- Written request -
Every entry must be echoed exactly.

- Records for the exercise -

◇ ◇ ◇ ◇ ◇

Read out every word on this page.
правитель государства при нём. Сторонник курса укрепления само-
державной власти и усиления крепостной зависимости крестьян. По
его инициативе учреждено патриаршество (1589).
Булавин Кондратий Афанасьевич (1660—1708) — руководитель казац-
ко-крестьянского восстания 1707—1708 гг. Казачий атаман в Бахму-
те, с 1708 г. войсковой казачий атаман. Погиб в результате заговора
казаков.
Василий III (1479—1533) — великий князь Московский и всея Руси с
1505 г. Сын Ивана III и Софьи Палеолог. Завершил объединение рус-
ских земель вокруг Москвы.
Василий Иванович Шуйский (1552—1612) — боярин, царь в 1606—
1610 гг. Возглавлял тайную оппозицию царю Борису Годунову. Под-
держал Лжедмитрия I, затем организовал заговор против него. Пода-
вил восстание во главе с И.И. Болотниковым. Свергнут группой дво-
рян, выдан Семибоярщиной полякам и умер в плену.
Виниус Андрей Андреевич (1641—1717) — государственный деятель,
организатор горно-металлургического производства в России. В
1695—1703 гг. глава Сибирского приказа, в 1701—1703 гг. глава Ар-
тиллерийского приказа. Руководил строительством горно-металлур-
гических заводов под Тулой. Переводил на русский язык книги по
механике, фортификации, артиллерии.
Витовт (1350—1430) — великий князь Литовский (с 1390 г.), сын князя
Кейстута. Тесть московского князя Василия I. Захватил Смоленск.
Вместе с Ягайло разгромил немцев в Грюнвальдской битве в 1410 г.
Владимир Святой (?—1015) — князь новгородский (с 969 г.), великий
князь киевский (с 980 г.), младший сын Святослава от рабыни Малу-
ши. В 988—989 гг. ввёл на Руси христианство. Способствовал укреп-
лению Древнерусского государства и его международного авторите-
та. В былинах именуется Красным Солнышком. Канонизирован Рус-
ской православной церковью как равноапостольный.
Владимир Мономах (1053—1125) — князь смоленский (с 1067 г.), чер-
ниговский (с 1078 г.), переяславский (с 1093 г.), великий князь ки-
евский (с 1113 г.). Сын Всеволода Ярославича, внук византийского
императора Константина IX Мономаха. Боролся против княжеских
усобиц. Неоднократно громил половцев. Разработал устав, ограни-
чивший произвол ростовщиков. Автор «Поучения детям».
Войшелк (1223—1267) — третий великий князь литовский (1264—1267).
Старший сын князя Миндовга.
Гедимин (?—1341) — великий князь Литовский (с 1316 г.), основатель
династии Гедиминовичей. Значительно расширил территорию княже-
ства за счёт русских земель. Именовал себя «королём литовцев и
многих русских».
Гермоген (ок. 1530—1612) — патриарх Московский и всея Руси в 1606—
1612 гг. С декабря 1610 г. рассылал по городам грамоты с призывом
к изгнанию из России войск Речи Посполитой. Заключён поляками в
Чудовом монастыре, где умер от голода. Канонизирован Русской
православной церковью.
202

◇ ◇ ◇ ◇ ◇

- Answer to this task -
Read out every word on this page.
правитель государства при нём. Сторонник курса укрепления само-
державной власти и усиления крепостной зависимости крестьян. По
его инициативе учреждено патриаршество (1589).
Булавин Кондратий Афанасьевич (1660—1708) — руководитель казац-
ко-крестьянского восстания 1707—1708 гг. Казачий атаман в Бахму-
те, с 1708 г. войсковой казачий атаман. Погиб в результате заговора
казаков.
Василий III (1479—1533) — великий князь Московский и всея Руси с
1505 г. Сын Ивана III и Софьи Палеолог. Завершил объединение рус-
ских земель вокруг Москвы.
Василий Иванович Шуйский (1552—1612) — боярин, царь в 1606—
1610 гг. Возглавлял тайную оппозицию царю Борису Годунову. Под-
держал Лжедмитрия I, затем организовал заговор против него. Пода-
вил восстание во главе с И.И. Болотниковым. Свергнут группой дво-
рян, выдан Семибоярщиной полякам и умер в плену.
Виниус Андрей Андреевич (1641—1717) — государственный деятель,
организатор горно-металлургического производства в России. В
1695—1703 гг. глава Сибирского приказа, в 1701—1703 гг. глава Ар-
тиллерийского приказа. Руководил строительством горно-металлур-
гических заводов под Тулой. Переводил на русский язык книги по
механике, фортификации, артиллерии.
Витовт (1350—1430) — великий князь Литовский (с 1390 г.), сын князя
Кейстута. Тесть московского князя Василия I. Захватил Смоленск.
Вместе с Ягайло разгромил немцев в Грюнвальдской битве в 1410 г.
Владимир Святой (?—1015) — князь новгородский (с 969 г.), великий
князь киевский (с 980 г.), младший сын Святослава от рабыни Малу-
ши. В 988—989 гг. ввёл на Руси христианство. Способствовал укреп-
лению Древнерусского государства и его международного авторите-
та. В былинах именуется Красным Солнышком. Канонизирован Рус-
ской православной церковью как равноапостольный.
Владимир Мономах (1053—1125) — князь смоленский (с 1067 г.), чер-
ниговский (с 1078 г.), переяславский (с 1093 г.), великий князь ки-
евский (с 1113 г.). Сын Всеволода Ярославича, внук византийского
императора Константина IX Мономаха. Боролся против княжеских
усобиц. Неоднократно громил половцев. Разработал устав, ограни-
чивший произвол ростовщиков. Автор «Поучения детям».
Войшелк (1223—1267) — третий великий князь литовский (1264—1267).
Старший сын князя Миндовга.
Гедимин (?—1341) — великий князь Литовский (с 1316 г.), основатель
династии Гедиминовичей. Значительно расширил территорию княже-
ства за счёт русских земель. Именовал себя «королём литовцев и
многих русских».
Гермоген (ок. 1530—1612) — патриарх Московский и всея Руси в 1606—
1612 гг. С декабря 1610 г. рассылал по городам грамоты с призывом
к изгнанию из России войск Речи Посполитой. Заключён поляками в
Чудовом монастыре, где умер от голода. Канонизирован Русской
православной церковью.
202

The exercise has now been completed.